- Directive
Copy all lines in which the word "color" can be found.

- Data listing
-- Begin --

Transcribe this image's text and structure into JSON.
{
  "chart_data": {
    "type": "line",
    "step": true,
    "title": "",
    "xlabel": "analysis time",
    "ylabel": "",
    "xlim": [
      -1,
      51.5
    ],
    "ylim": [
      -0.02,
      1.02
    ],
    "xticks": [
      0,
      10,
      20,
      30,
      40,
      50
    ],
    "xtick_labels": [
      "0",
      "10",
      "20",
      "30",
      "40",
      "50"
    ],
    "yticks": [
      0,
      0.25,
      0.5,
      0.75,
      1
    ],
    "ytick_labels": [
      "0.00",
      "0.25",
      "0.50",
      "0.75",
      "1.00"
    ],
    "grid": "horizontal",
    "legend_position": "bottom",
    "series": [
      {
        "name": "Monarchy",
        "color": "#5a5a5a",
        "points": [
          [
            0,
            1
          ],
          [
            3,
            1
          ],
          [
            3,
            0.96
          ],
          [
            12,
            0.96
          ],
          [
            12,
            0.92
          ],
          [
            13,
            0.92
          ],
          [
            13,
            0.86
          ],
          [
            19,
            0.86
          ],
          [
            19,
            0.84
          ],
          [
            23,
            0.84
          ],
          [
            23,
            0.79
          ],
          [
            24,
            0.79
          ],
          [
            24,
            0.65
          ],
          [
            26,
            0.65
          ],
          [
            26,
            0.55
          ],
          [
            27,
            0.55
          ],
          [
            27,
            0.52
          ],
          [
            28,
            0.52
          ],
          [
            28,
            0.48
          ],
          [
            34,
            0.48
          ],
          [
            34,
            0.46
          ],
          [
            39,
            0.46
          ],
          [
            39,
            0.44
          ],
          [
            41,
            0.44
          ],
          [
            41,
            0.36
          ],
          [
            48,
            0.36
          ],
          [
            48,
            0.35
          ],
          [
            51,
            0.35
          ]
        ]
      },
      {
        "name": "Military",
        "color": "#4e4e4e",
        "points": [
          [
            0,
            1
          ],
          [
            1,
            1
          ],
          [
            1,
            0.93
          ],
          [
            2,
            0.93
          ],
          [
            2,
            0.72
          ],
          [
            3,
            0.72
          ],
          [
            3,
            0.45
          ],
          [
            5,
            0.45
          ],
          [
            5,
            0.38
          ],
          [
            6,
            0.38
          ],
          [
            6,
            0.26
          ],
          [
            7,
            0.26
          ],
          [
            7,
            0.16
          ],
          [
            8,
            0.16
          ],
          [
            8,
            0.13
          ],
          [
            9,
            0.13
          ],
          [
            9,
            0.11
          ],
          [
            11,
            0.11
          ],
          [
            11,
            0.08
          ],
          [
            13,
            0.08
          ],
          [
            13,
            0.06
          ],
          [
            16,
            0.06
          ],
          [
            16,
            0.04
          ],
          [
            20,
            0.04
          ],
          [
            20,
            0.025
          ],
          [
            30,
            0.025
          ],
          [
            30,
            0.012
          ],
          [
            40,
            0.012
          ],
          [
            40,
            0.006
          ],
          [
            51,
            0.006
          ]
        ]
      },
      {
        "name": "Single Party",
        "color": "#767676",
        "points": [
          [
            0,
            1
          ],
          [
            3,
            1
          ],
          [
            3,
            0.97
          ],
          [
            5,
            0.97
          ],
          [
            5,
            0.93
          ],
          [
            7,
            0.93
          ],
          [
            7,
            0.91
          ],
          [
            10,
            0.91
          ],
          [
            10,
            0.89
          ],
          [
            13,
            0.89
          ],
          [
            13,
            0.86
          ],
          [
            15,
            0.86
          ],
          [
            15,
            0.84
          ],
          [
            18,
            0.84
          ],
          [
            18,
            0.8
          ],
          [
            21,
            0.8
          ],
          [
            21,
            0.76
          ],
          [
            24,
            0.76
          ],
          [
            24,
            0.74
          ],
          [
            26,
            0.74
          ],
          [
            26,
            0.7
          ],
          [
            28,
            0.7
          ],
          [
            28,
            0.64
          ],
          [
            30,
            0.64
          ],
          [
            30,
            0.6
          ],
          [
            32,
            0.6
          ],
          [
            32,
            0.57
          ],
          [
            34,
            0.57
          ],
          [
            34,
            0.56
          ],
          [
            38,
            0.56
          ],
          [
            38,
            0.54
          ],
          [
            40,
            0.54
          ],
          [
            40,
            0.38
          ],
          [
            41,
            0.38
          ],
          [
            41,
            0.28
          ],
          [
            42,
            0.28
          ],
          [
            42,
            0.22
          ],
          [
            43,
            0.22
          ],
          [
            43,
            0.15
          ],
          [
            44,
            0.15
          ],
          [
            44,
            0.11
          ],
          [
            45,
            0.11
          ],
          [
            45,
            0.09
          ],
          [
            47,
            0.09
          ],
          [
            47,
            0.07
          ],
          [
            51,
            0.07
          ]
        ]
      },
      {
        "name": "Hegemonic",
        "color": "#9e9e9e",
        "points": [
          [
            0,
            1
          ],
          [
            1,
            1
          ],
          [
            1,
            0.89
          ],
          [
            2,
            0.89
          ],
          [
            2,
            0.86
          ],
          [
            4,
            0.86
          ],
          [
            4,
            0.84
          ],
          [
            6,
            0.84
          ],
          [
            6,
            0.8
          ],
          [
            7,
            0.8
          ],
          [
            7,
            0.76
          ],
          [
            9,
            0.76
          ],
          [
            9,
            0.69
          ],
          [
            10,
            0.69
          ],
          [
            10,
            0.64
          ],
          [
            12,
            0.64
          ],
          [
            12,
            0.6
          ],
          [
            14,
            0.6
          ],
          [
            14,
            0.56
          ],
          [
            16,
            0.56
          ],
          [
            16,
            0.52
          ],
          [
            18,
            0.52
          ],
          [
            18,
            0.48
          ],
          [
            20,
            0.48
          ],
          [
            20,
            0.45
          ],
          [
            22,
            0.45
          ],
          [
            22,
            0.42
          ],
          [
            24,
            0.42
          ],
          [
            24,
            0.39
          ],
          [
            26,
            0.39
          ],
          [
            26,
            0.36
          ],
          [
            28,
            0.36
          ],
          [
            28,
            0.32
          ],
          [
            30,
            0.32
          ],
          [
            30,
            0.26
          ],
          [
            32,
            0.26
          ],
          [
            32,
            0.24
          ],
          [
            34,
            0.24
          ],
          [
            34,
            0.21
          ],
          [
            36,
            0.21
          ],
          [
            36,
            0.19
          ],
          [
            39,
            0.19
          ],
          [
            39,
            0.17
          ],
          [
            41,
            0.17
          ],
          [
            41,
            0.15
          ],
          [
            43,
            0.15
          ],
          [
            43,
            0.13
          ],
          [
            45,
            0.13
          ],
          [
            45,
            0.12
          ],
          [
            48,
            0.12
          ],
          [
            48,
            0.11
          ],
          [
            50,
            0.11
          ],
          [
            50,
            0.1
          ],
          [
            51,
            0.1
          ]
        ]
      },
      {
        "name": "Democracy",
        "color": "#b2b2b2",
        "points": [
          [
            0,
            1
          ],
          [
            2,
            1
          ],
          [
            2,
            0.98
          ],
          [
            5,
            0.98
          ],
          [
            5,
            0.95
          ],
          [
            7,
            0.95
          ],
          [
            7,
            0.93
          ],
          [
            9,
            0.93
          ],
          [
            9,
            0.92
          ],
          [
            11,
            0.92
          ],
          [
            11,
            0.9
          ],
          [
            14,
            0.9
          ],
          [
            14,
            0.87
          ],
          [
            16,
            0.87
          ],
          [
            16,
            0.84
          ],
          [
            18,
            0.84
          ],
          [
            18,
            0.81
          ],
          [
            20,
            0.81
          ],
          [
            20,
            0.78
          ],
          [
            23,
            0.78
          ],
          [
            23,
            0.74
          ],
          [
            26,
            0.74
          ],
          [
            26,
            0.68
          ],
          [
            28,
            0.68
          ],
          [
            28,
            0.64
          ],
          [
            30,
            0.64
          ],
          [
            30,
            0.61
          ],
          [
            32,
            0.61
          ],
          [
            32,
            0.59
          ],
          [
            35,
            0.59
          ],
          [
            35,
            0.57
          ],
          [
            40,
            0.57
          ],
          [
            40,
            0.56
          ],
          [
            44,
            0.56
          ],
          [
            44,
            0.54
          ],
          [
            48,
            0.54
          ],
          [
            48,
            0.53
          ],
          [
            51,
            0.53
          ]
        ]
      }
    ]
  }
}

-- End --

- Result for this task
        "color": "#5a5a5a",
        "color": "#4e4e4e",
        "color": "#767676",
        "color": "#9e9e9e",
        "color": "#b2b2b2",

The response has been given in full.